-- Jobs --
1 – According to the case header, in what sum were the costs assessed when the interlocutory process was dismissed?
2 – Reproduce the stretch of the case header from "Aquaqueen International Pty Ltd" through "Penson (director) (defendant/applicant)", swapping "director" for "officer".

-- Passage shown --
.....
In the matter of Aquaqueen International Pty Limited (No 3)

Case

[2014] NSWSC 1137

18 August 2014

No judgment structure available for this case.

Supreme Court


New South Wales

Medium Neutral Citation: In the matter of Aquaqueen International Pty Limited (No 3) [2014] NSWSC 1137
Hearing dates:18 August 2014
Date of orders: 18 August 2014
Decision date: 18 August 2014
Jurisdiction:Equity Division - Corporations List
Before: Brereton J
Decision:

The interlocutory process filed on 11 August 2014 is dismissed with costs assessed in the sum of $1,750.

Catchwords: INTERLOCUTORY APPLICATIONS – application to amend grounds of opposition to statutory demand – whether winding up proceedings arguably constitute an abuse of process – leave for director to represent company – revocation of leave
Category:Procedural and other rulings
Parties: Titan National Pty Ltd and Kathryn Wood-Weber (plaintiffs/respondents)
Aquaqueen International Pty Ltd (defendant/applicant)
Representation:

Counsel:
Ms C Perry (solicitor) (plaintiffs/respondents)
Ms S Penson (director) (defendant/applicant)

Solicitors:
Pure Legal (plaintiffs)
.....
-- Stored data --
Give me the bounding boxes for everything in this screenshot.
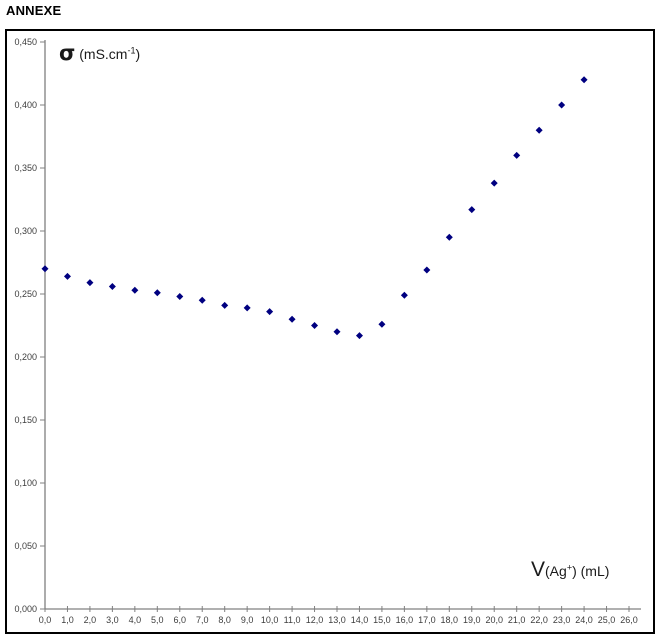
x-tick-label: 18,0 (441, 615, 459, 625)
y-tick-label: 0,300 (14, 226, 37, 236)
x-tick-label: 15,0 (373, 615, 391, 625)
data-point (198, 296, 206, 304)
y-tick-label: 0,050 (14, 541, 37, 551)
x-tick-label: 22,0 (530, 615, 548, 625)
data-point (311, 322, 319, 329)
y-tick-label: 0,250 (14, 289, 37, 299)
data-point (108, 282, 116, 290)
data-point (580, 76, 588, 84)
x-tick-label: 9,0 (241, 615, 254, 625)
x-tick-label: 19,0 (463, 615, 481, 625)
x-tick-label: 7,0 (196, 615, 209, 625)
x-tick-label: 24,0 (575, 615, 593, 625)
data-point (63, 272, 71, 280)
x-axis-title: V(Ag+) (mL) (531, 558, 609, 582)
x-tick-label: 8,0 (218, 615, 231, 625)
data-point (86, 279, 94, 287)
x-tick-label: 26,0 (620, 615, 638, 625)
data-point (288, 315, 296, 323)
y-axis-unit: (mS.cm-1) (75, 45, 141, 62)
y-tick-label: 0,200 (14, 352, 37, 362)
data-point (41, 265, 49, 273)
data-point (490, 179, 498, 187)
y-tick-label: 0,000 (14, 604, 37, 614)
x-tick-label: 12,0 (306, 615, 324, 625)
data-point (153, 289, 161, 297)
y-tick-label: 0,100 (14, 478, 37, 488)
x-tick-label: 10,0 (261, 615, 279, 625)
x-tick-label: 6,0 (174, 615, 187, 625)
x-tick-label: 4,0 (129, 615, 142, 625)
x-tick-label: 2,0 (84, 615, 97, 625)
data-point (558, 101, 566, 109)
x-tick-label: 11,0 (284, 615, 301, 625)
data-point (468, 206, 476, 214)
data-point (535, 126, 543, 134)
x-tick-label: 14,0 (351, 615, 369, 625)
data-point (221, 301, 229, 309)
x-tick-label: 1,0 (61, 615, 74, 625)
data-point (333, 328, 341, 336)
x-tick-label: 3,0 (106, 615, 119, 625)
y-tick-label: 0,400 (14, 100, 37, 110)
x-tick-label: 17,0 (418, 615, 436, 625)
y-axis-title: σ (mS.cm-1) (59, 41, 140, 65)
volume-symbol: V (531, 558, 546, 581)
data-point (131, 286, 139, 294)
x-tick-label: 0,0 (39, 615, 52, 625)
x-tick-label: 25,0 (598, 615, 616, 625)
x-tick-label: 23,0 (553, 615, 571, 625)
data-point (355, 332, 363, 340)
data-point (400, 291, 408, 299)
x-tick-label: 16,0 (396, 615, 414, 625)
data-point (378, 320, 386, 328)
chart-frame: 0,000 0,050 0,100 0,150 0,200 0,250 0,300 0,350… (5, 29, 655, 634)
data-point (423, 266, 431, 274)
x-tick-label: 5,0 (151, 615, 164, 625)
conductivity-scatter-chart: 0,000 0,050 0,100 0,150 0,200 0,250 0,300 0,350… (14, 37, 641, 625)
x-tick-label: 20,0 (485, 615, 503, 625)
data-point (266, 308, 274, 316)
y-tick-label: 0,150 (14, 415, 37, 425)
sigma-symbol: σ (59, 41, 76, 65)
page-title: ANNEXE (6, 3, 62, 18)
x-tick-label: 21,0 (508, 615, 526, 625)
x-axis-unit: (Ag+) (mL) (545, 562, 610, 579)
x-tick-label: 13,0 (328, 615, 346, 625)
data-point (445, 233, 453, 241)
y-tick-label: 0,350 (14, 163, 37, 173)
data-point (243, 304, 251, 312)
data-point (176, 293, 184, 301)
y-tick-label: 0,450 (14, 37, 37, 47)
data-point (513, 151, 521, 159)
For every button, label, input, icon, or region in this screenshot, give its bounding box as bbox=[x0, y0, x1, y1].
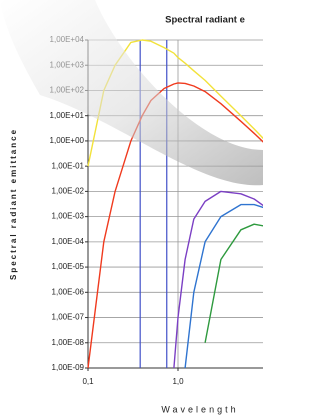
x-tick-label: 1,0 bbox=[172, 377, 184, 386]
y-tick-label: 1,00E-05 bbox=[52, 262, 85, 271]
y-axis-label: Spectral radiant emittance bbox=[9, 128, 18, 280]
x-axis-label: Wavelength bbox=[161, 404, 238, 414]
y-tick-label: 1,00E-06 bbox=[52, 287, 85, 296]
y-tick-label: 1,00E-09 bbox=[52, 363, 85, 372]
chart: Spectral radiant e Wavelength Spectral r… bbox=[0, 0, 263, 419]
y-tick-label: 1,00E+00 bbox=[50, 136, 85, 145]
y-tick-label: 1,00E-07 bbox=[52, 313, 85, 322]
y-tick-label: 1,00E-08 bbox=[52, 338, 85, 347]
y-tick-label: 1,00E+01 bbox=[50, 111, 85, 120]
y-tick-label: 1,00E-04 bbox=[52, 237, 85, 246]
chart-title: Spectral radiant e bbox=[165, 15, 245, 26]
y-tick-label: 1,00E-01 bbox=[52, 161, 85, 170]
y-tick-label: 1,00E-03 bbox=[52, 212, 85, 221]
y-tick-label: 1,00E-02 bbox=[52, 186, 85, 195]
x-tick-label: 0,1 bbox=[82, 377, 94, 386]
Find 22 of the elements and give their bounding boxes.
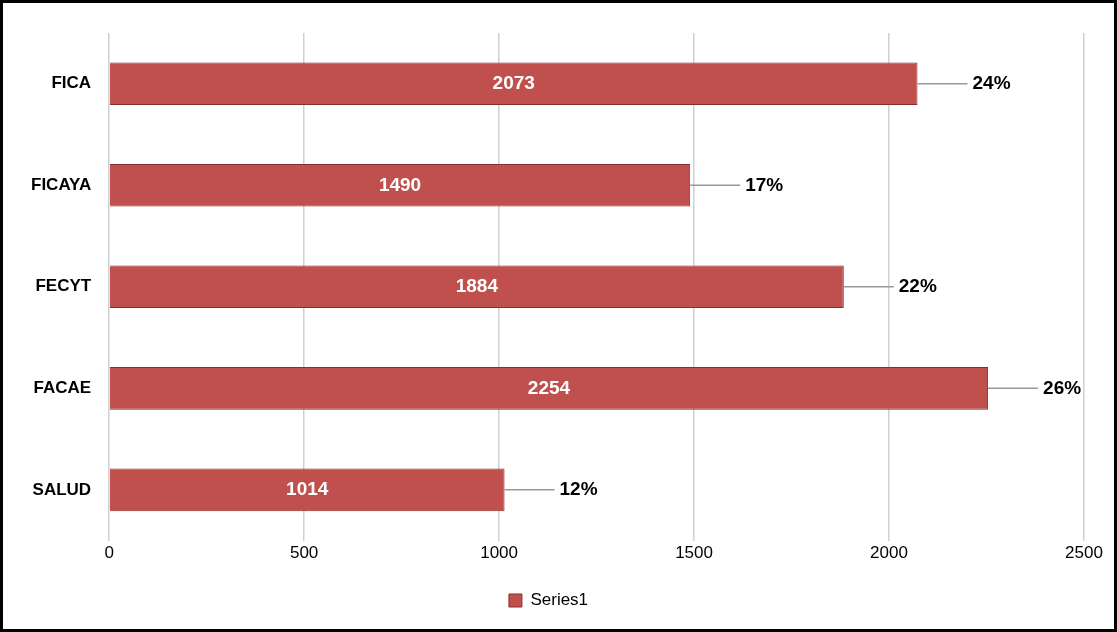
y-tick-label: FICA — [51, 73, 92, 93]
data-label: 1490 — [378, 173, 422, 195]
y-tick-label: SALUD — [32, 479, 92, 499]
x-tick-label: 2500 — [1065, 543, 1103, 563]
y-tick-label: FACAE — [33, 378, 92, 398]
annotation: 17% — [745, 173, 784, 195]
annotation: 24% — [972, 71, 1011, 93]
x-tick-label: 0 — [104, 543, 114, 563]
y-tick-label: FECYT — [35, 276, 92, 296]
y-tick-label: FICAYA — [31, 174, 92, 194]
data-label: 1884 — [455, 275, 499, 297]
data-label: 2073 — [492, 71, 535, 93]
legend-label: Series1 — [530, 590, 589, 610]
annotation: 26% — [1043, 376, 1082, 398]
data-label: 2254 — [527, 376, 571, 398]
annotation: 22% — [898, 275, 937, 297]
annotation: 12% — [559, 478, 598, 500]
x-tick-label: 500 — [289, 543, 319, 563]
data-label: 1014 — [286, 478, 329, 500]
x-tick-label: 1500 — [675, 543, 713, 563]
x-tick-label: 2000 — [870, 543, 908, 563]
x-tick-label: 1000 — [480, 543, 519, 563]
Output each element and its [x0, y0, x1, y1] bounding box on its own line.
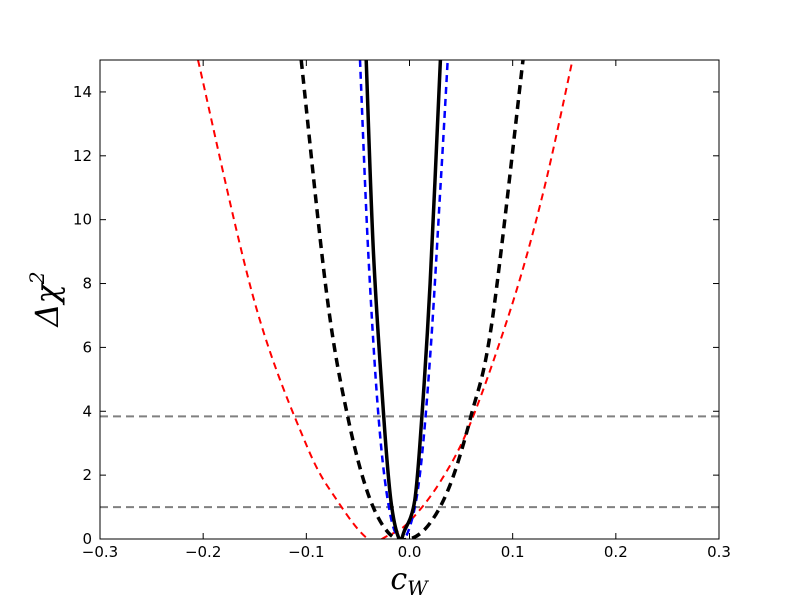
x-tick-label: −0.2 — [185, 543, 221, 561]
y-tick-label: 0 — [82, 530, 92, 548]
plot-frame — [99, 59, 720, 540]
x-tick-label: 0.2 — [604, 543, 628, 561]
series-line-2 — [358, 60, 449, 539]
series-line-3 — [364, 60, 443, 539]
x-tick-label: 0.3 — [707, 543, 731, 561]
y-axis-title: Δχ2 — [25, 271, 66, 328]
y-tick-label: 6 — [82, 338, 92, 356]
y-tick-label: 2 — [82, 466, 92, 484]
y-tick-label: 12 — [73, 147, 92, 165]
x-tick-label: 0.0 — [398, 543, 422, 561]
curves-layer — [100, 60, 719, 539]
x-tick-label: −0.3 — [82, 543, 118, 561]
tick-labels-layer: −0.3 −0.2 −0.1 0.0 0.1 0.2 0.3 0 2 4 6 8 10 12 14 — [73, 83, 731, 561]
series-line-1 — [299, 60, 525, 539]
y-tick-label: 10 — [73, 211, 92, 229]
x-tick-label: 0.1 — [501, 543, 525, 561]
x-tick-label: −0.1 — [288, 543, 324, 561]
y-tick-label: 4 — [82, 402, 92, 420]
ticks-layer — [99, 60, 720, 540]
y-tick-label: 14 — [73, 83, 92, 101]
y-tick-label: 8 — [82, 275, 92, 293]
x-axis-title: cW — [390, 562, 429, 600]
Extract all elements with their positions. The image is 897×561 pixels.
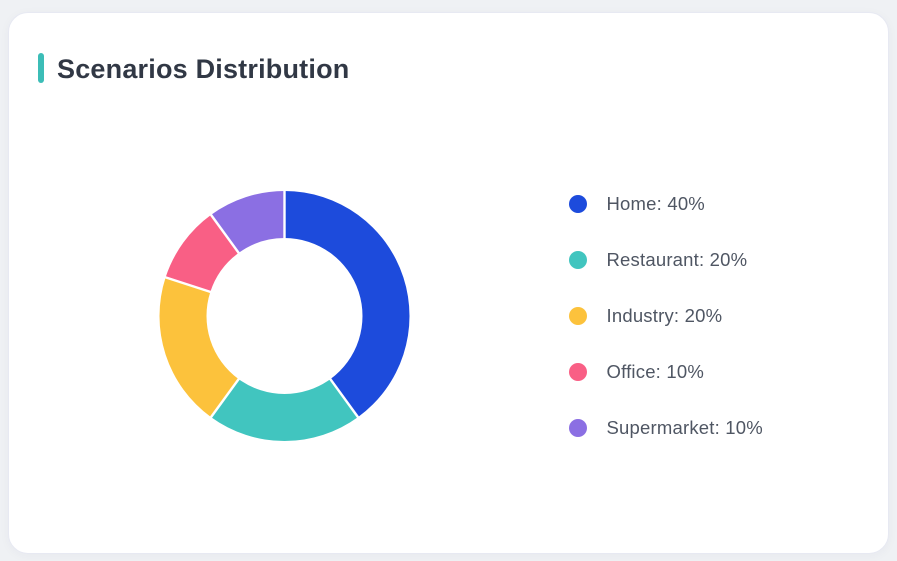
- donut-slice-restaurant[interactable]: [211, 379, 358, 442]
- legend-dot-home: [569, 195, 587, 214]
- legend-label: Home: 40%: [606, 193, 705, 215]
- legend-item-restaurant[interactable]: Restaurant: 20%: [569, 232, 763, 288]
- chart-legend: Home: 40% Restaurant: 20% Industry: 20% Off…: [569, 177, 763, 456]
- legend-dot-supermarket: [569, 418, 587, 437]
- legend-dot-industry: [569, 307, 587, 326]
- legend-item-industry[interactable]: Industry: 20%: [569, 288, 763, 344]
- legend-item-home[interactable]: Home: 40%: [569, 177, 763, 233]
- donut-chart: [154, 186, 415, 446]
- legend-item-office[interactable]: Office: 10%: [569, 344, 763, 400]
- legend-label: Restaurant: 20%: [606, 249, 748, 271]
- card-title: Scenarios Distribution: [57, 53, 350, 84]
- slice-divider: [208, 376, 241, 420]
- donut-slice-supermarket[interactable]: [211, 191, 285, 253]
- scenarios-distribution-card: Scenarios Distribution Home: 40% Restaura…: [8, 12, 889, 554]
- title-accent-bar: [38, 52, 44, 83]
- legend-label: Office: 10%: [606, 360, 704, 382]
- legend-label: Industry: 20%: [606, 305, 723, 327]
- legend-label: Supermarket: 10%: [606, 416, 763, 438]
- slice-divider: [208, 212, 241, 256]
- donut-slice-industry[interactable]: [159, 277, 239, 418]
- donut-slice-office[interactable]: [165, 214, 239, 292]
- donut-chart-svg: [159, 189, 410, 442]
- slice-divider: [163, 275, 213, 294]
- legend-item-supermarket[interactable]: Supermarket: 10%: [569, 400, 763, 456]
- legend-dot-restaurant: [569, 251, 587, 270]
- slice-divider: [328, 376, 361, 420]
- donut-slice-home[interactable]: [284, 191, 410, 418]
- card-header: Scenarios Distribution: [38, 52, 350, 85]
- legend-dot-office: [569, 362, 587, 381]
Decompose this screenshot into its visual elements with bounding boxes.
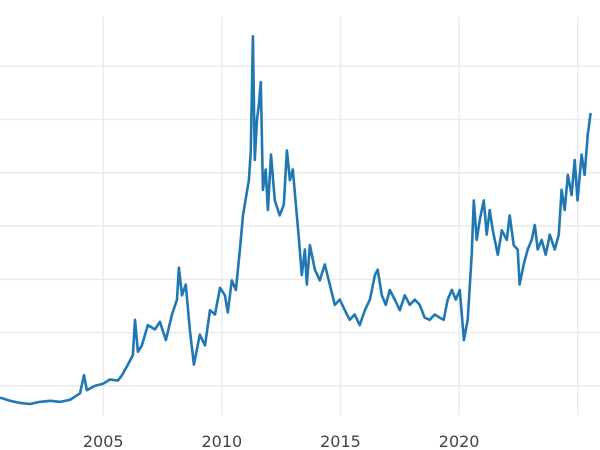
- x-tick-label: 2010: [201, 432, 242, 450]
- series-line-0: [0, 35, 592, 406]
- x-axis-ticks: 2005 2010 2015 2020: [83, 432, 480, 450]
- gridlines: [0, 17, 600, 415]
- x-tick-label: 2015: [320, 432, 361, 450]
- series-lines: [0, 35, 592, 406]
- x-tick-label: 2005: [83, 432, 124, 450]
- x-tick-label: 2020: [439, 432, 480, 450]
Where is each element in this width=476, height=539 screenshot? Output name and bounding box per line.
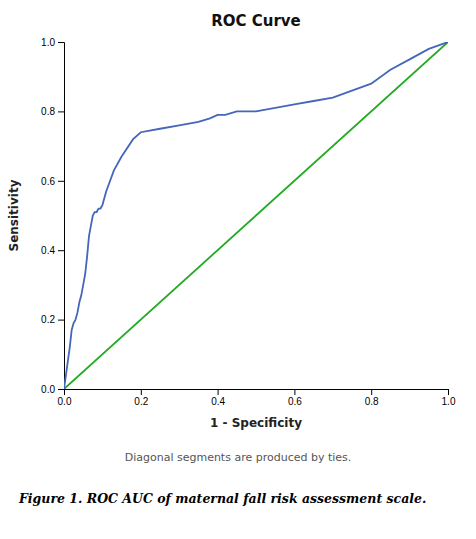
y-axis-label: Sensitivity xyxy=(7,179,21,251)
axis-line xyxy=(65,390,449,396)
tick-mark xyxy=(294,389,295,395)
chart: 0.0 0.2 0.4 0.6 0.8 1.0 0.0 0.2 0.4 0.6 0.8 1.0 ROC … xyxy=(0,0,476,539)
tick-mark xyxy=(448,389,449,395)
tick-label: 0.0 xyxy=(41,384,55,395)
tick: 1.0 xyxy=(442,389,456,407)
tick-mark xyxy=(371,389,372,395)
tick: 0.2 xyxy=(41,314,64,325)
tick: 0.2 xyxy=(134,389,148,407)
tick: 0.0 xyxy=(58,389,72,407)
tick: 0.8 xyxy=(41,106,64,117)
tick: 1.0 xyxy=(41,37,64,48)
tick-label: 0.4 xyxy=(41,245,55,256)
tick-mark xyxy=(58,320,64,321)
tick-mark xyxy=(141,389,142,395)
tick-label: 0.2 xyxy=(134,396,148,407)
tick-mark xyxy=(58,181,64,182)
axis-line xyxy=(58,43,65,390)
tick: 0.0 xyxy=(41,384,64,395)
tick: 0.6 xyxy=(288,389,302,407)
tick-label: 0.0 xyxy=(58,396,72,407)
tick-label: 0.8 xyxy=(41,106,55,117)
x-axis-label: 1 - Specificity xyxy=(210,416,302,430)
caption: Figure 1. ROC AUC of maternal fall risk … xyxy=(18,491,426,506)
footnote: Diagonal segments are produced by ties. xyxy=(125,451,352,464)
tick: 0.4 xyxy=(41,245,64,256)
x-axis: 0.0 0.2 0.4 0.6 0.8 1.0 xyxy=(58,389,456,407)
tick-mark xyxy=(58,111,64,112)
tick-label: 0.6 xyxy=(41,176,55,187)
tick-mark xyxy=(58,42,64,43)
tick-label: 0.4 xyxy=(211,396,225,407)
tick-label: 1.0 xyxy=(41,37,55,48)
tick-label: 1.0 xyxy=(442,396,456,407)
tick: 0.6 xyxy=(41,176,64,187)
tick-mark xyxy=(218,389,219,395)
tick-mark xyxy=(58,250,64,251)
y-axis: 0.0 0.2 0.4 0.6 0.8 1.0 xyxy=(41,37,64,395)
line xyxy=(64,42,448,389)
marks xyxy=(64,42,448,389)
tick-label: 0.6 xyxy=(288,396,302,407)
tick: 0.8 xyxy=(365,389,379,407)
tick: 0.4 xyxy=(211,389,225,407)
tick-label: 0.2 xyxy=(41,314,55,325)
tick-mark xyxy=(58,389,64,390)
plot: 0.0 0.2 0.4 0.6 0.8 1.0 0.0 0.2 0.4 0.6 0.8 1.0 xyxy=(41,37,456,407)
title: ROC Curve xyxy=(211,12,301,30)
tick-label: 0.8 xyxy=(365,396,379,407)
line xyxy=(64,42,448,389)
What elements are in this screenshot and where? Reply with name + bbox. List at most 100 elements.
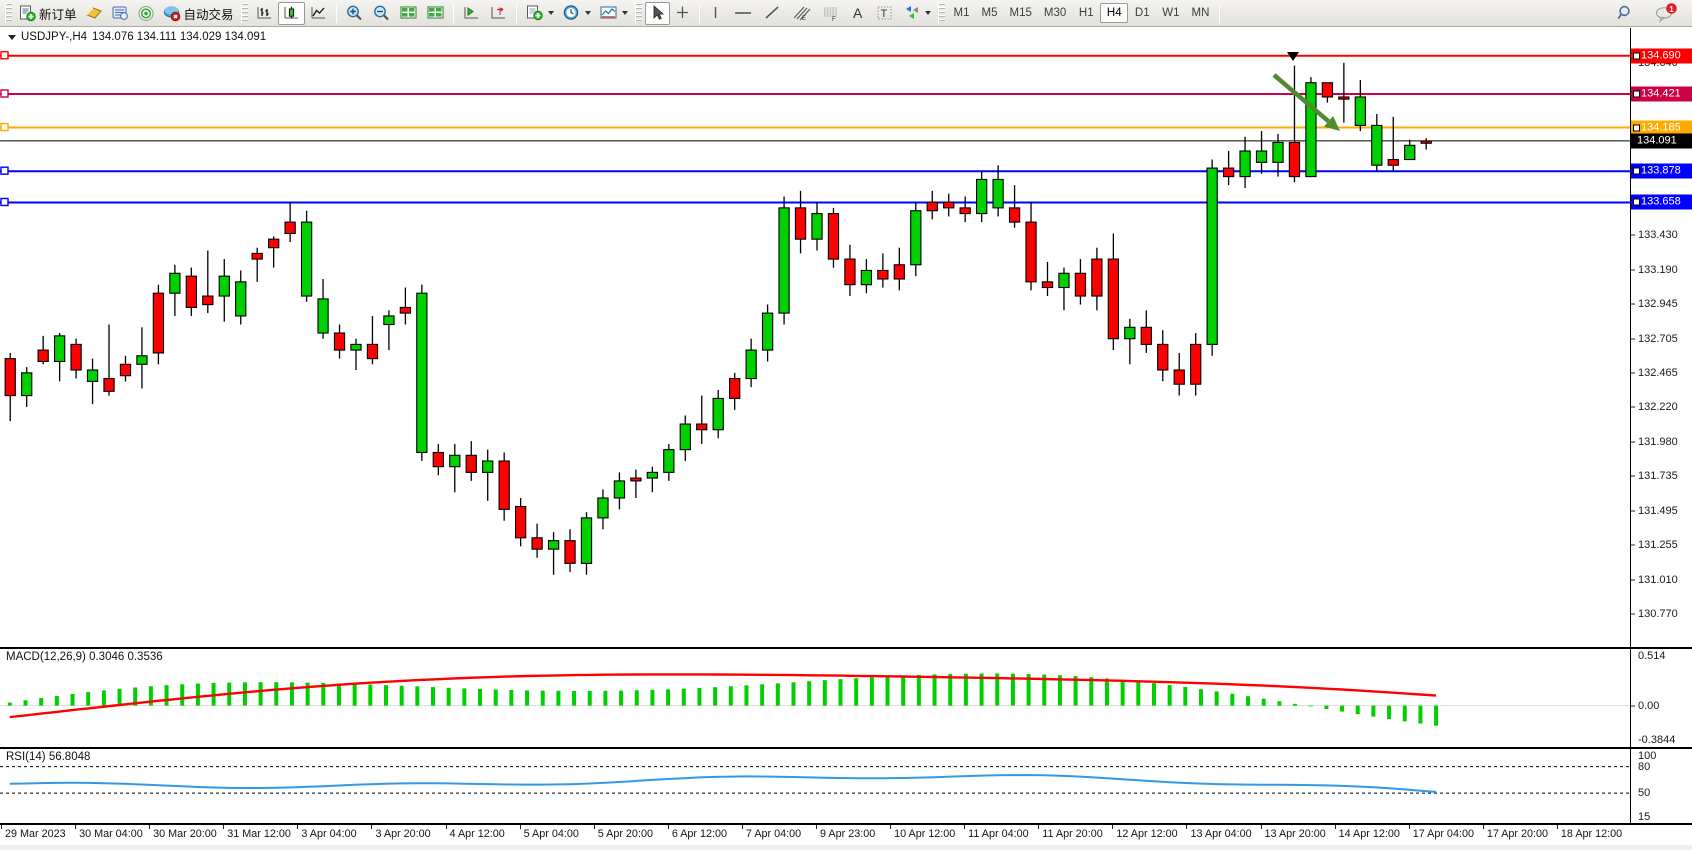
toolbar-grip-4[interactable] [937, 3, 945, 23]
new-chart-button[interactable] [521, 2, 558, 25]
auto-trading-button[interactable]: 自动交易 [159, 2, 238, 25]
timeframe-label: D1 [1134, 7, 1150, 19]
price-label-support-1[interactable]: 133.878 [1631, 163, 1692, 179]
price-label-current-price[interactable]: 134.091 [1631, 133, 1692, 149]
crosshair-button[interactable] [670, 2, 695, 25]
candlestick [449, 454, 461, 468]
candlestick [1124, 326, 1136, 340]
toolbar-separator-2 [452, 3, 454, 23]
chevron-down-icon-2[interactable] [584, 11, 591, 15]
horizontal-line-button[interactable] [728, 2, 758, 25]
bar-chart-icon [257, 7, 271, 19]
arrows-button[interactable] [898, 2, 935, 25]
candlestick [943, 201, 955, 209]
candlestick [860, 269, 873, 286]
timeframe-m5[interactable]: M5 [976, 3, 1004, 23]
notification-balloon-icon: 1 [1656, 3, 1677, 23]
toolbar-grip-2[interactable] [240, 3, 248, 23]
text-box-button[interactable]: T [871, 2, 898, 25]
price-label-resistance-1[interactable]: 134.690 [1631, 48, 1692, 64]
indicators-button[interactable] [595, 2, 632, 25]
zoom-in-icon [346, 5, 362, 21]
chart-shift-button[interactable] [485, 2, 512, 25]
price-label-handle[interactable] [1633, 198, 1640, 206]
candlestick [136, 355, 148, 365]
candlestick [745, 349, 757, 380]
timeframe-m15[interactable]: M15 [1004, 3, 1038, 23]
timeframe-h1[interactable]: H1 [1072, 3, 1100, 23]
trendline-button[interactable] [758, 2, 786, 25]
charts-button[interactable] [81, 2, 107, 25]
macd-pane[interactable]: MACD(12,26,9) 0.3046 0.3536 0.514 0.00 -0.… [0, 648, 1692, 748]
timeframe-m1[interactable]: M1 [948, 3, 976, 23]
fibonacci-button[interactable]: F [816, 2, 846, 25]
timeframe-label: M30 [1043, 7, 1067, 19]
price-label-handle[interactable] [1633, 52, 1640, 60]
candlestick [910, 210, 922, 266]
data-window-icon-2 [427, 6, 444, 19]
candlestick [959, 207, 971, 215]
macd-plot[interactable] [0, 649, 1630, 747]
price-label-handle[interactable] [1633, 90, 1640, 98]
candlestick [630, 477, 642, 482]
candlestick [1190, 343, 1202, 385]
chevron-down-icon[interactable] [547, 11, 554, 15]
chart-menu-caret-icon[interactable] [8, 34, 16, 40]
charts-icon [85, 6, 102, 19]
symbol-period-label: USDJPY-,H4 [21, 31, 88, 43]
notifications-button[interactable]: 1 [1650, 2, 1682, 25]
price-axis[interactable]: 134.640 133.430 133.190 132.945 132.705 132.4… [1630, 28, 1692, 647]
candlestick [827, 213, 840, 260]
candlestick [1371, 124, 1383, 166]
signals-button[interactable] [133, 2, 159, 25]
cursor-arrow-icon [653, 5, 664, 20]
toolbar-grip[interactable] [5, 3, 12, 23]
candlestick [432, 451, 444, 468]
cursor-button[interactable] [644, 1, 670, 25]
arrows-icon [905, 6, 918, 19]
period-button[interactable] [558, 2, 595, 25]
.....
-- Solutions by task --
1 – $1,750.

2 –
Aquaqueen International Pty Ltd (defendant/applicant)
Representation:

Counsel:
Ms C Perry (solicitor) (plaintiffs/respondents)
Ms S Penson (officer) (defendant/applicant)